Exercise instructions: Check every line below for the word "Institutional" and show those that hold it.

The records:
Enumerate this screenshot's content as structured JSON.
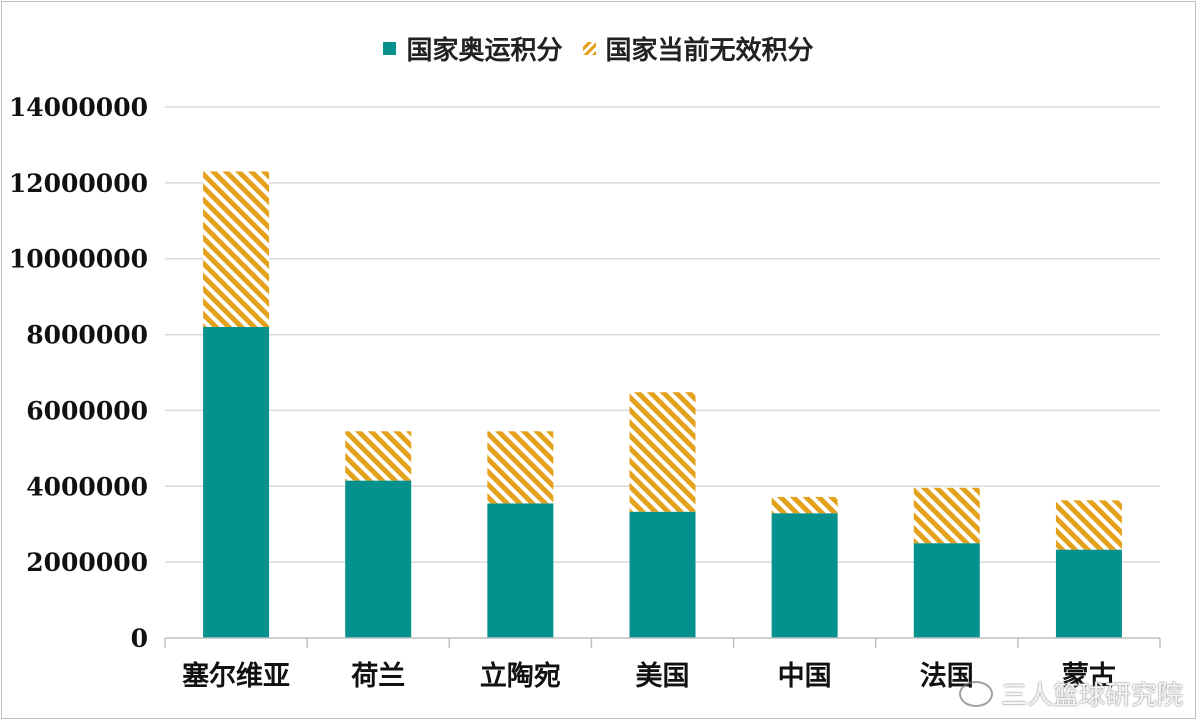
{
  "chart_data": {
    "type": "bar",
    "stacked": true,
    "categories": [
      "塞尔维亚",
      "荷兰",
      "立陶宛",
      "美国",
      "中国",
      "法国",
      "蒙古"
    ],
    "series": [
      {
        "name": "国家奥运积分",
        "color": "#05918e",
        "pattern": "solid",
        "values": [
          8200000,
          4150000,
          3550000,
          3330000,
          3290000,
          2500000,
          2330000
        ]
      },
      {
        "name": "国家当前无效积分",
        "color": "#e4a11b",
        "pattern": "hatched",
        "values": [
          4100000,
          1300000,
          1900000,
          3150000,
          430000,
          1460000,
          1300000
        ]
      }
    ],
    "yticks": [
      "0",
      "2000000",
      "4000000",
      "6000000",
      "8000000",
      "10000000",
      "12000000",
      "14000000"
    ],
    "ylim": [
      0,
      14000000
    ],
    "grid": true,
    "legend_position": "top-center",
    "title": "",
    "xlabel": "",
    "ylabel": ""
  },
  "watermark": {
    "text": "三人篮球研究院",
    "icon": "weibo-icon"
  }
}
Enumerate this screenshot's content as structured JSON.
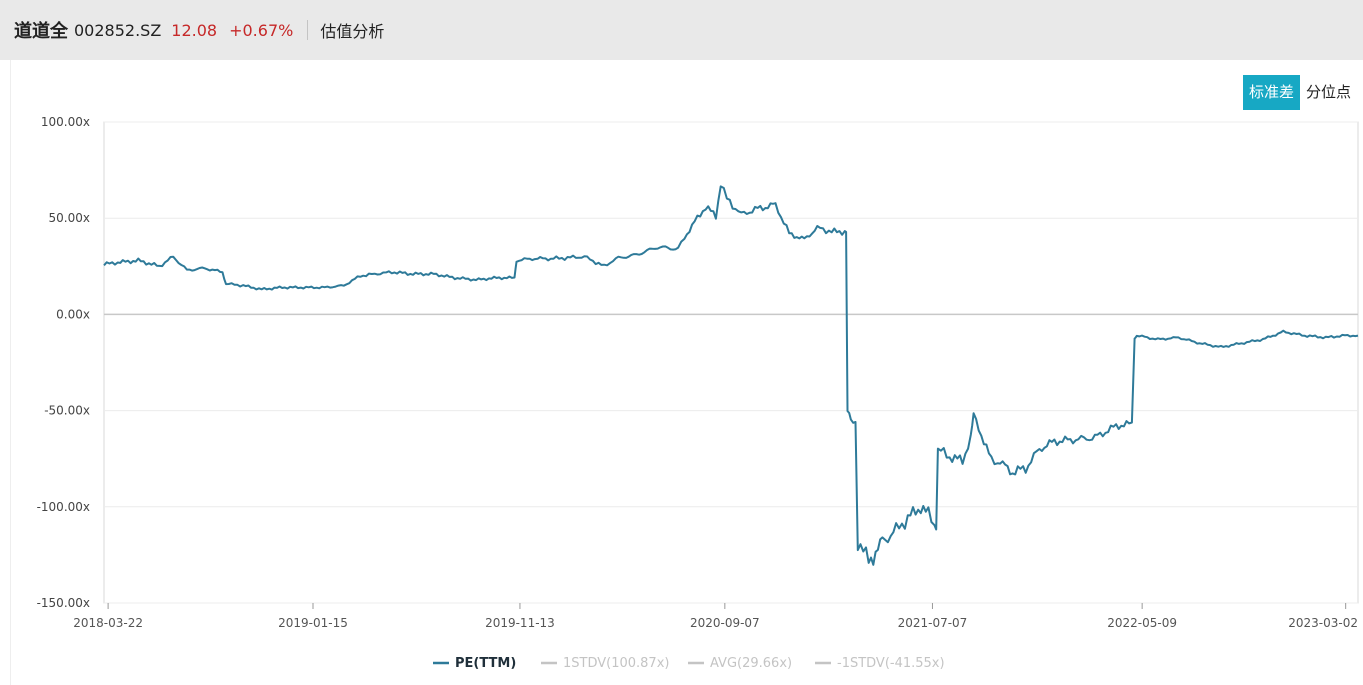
{
  "header": {
    "name": "道道全",
    "code": "002852.SZ",
    "price": "12.08",
    "change": "+0.67%",
    "section": "估值分析"
  },
  "toggle": {
    "std_label": "标准差",
    "pct_label": "分位点"
  },
  "colors": {
    "line": "#2e7a99",
    "active_button": "#17a8c4",
    "price": "#c62828",
    "legend_inactive": "#c4c4c4"
  },
  "chart_data": {
    "type": "line",
    "ylim": [
      -150,
      100
    ],
    "yticks": [
      100,
      50,
      0,
      -50,
      -100,
      -150
    ],
    "ytick_labels": [
      "100.00x",
      "50.00x",
      "0.00x",
      "-50.00x",
      "-100.00x",
      "-150.00x"
    ],
    "xticks": [
      "2018-03-22",
      "2019-01-15",
      "2019-11-13",
      "2020-09-07",
      "2021-07-07",
      "2022-05-09",
      "2023-03-02"
    ],
    "grid": true,
    "legend_position": "bottom-center",
    "legend": [
      {
        "label": "PE(TTM)",
        "active": true
      },
      {
        "label": "1STDV(100.87x)",
        "active": false
      },
      {
        "label": "AVG(29.66x)",
        "active": false
      },
      {
        "label": "-1STDV(-41.55x)",
        "active": false
      }
    ],
    "series": [
      {
        "name": "PE(TTM)",
        "x": [
          "2018-03-16",
          "2018-04-05",
          "2018-05-05",
          "2018-06-05",
          "2018-06-25",
          "2018-07-15",
          "2018-08-10",
          "2018-09-05",
          "2018-09-10",
          "2018-10-05",
          "2018-11-01",
          "2018-12-01",
          "2019-01-01",
          "2019-02-01",
          "2019-03-01",
          "2019-03-25",
          "2019-04-15",
          "2019-05-10",
          "2019-06-10",
          "2019-07-10",
          "2019-08-10",
          "2019-09-10",
          "2019-10-10",
          "2019-11-05",
          "2019-11-08",
          "2019-12-01",
          "2020-01-01",
          "2020-02-15",
          "2020-03-15",
          "2020-04-01",
          "2020-05-01",
          "2020-06-01",
          "2020-07-01",
          "2020-07-10",
          "2020-07-25",
          "2020-08-10",
          "2020-08-25",
          "2020-09-01",
          "2020-09-10",
          "2020-10-01",
          "2020-10-25",
          "2020-11-20",
          "2020-12-10",
          "2021-01-01",
          "2021-01-20",
          "2021-02-10",
          "2021-03-01",
          "2021-03-05",
          "2021-03-10",
          "2021-03-20",
          "2021-04-05",
          "2021-04-15",
          "2021-04-25",
          "2021-05-15",
          "2021-06-01",
          "2021-06-20",
          "2021-07-01",
          "2021-07-10",
          "2021-07-15",
          "2021-08-01",
          "2021-08-20",
          "2021-09-01",
          "2021-09-05",
          "2021-09-20",
          "2021-10-01",
          "2021-10-10",
          "2021-11-01",
          "2021-11-20",
          "2021-12-10",
          "2022-01-01",
          "2022-02-01",
          "2022-03-01",
          "2022-04-01",
          "2022-04-20",
          "2022-04-28",
          "2022-05-01",
          "2022-06-01",
          "2022-07-01",
          "2022-08-01",
          "2022-09-01",
          "2022-10-01",
          "2022-11-01",
          "2022-12-01",
          "2023-01-01",
          "2023-02-01",
          "2023-03-01",
          "2023-03-20"
        ],
        "values": [
          26,
          27,
          28,
          25,
          30,
          23,
          24,
          22,
          16,
          15,
          13,
          14,
          14,
          14,
          15,
          20,
          21,
          22,
          21,
          21,
          19,
          18,
          19,
          19,
          28,
          29,
          29,
          30,
          25,
          29,
          31,
          35,
          34,
          40,
          48,
          56,
          51,
          68,
          60,
          52,
          55,
          57,
          42,
          39,
          45,
          43,
          43,
          -50,
          -56,
          -118,
          -128,
          -124,
          -118,
          -112,
          -106,
          -100,
          -104,
          -108,
          -70,
          -74,
          -76,
          -64,
          -52,
          -66,
          -76,
          -76,
          -82,
          -80,
          -70,
          -66,
          -65,
          -64,
          -58,
          -57,
          -12,
          -11,
          -13,
          -12,
          -15,
          -17,
          -15,
          -13,
          -9,
          -11,
          -12,
          -11,
          -11
        ]
      }
    ]
  }
}
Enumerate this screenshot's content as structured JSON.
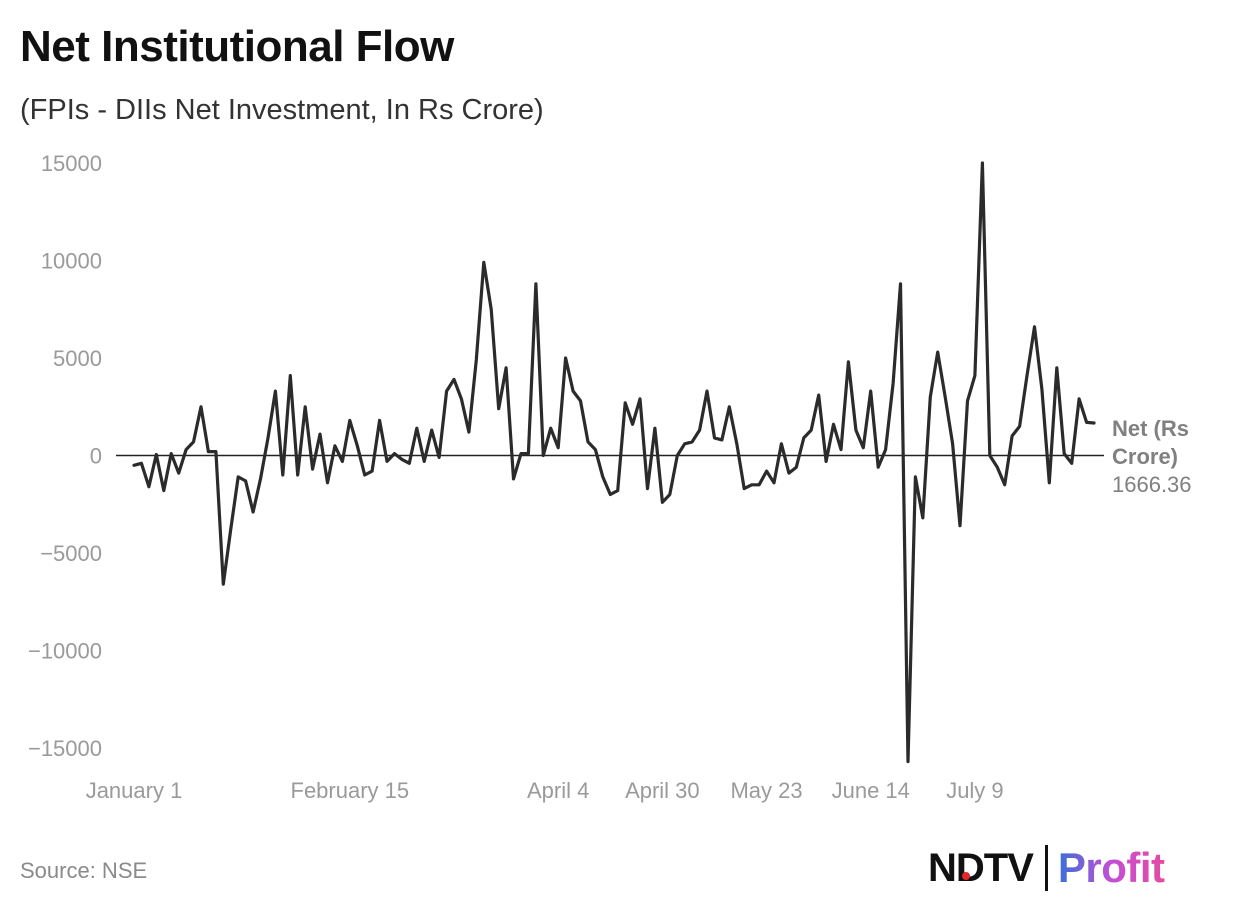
{
  "title": "Net Institutional Flow",
  "subtitle": "(FPIs - DIIs Net Investment, In Rs Crore)",
  "source": "Source: NSE",
  "logo": {
    "ndtv": "NDTV",
    "profit": "Profit"
  },
  "colors": {
    "line": "#2b2b2b",
    "axis": "#9a9a9a",
    "zero_line": "#222222",
    "label": "#808080",
    "ndtv_dot": "#e5262a",
    "profit_gradient": [
      "#3b6fd8",
      "#c24fd6",
      "#e64aa0"
    ]
  },
  "chart_data": {
    "type": "line",
    "title": "Net Institutional Flow",
    "subtitle": "(FPIs - DIIs Net Investment, In Rs Crore)",
    "ylim": [
      -15000,
      15000
    ],
    "yticks": [
      15000,
      10000,
      5000,
      0,
      -5000,
      -10000,
      -15000
    ],
    "ytick_labels": [
      "15000",
      "10000",
      "5000",
      "0",
      "−5000",
      "−10000",
      "−15000"
    ],
    "xticks": [
      {
        "label": "January 1",
        "index": 0
      },
      {
        "label": "February 15",
        "index": 29
      },
      {
        "label": "April 4",
        "index": 57
      },
      {
        "label": "April 30",
        "index": 71
      },
      {
        "label": "May 23",
        "index": 85
      },
      {
        "label": "June 14",
        "index": 99
      },
      {
        "label": "July 9",
        "index": 113
      }
    ],
    "grid": false,
    "series": [
      {
        "name": "Net (Rs Crore)",
        "last_value": "1666.36",
        "values": [
          -500,
          -400,
          -1600,
          50,
          -1800,
          100,
          -900,
          300,
          700,
          2500,
          200,
          200,
          -6600,
          -3800,
          -1100,
          -1300,
          -2900,
          -1200,
          900,
          3300,
          -1000,
          4100,
          -1000,
          2500,
          -700,
          1100,
          -1400,
          500,
          -300,
          1800,
          500,
          -1000,
          -800,
          1800,
          -300,
          100,
          -200,
          -400,
          1400,
          -300,
          1300,
          -100,
          3300,
          3900,
          2900,
          1200,
          4900,
          9900,
          7500,
          2400,
          4500,
          -1200,
          100,
          100,
          8800,
          0,
          1400,
          400,
          5000,
          3300,
          2800,
          700,
          300,
          -1100,
          -2000,
          -1800,
          2700,
          1600,
          2900,
          -1700,
          1400,
          -2400,
          -2000,
          0,
          600,
          700,
          1300,
          3300,
          900,
          800,
          2500,
          600,
          -1700,
          -1500,
          -1500,
          -800,
          -1400,
          600,
          -900,
          -600,
          900,
          1300,
          3100,
          -300,
          1600,
          300,
          4800,
          1300,
          400,
          3300,
          -600,
          300,
          3700,
          8800,
          -15700,
          -1100,
          -3200,
          3000,
          5300,
          3000,
          600,
          -3600,
          2800,
          4100,
          15000,
          0,
          -600,
          -1500,
          1000,
          1500,
          4100,
          6600,
          3400,
          -1400,
          4500,
          100,
          -400,
          2900,
          1700,
          1666.36
        ]
      }
    ]
  }
}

Exercise output:
  "title": "Net Institutional Flow",
    "title": "Net Institutional Flow",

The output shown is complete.